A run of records

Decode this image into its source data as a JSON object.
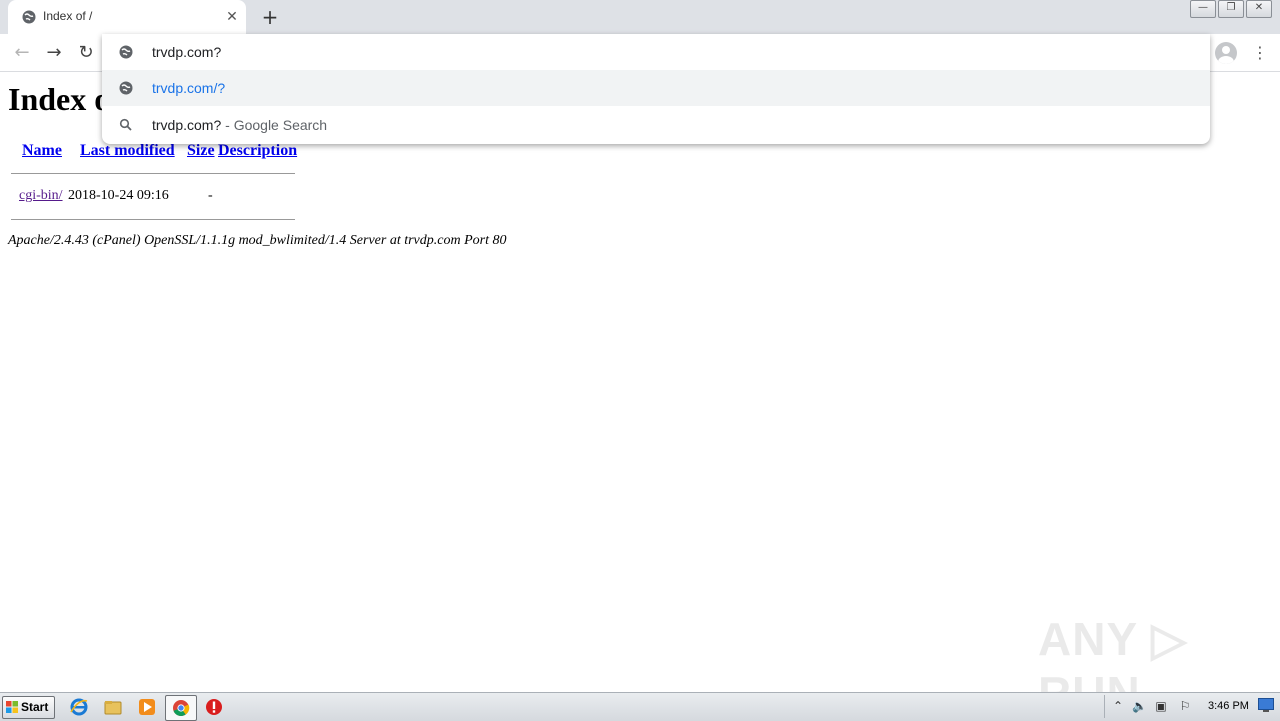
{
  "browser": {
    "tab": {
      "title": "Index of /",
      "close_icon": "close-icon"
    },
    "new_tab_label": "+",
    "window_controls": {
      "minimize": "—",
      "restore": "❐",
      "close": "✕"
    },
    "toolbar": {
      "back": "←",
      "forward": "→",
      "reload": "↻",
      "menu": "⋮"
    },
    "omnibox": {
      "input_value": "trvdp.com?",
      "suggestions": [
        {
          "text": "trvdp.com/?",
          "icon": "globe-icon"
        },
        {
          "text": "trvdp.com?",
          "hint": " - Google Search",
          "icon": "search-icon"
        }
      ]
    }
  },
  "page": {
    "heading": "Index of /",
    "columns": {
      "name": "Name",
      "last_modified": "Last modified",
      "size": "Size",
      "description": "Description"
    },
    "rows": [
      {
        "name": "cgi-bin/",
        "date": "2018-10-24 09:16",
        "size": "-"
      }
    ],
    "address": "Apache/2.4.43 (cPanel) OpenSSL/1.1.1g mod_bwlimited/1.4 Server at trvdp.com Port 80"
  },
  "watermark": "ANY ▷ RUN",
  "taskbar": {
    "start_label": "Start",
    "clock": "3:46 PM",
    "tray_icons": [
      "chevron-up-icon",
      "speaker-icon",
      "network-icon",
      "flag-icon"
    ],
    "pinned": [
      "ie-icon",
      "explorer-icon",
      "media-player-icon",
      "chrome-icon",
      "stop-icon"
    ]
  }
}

▶ What to work on
Are you able to set down all the lines above exactly, without any pictures?

▶ Reply
Decode this image into its source data as a JSON object.
{
  "browser": {
    "tab": {
      "title": "Index of /",
      "close_icon": "close-icon"
    },
    "new_tab_label": "+",
    "window_controls": {
      "minimize": "—",
      "restore": "❐",
      "close": "✕"
    },
    "toolbar": {
      "back": "←",
      "forward": "→",
      "reload": "↻",
      "menu": "⋮"
    },
    "omnibox": {
      "input_value": "trvdp.com?",
      "suggestions": [
        {
          "text": "trvdp.com/?",
          "icon": "globe-icon"
        },
        {
          "text": "trvdp.com?",
          "hint": " - Google Search",
          "icon": "search-icon"
        }
      ]
    }
  },
  "page": {
    "heading": "Index of /",
    "columns": {
      "name": "Name",
      "last_modified": "Last modified",
      "size": "Size",
      "description": "Description"
    },
    "rows": [
      {
        "name": "cgi-bin/",
        "date": "2018-10-24 09:16",
        "size": "-"
      }
    ],
    "address": "Apache/2.4.43 (cPanel) OpenSSL/1.1.1g mod_bwlimited/1.4 Server at trvdp.com Port 80"
  },
  "watermark": "ANY ▷ RUN",
  "taskbar": {
    "start_label": "Start",
    "clock": "3:46 PM",
    "tray_icons": [
      "chevron-up-icon",
      "speaker-icon",
      "network-icon",
      "flag-icon"
    ],
    "pinned": [
      "ie-icon",
      "explorer-icon",
      "media-player-icon",
      "chrome-icon",
      "stop-icon"
    ]
  }
}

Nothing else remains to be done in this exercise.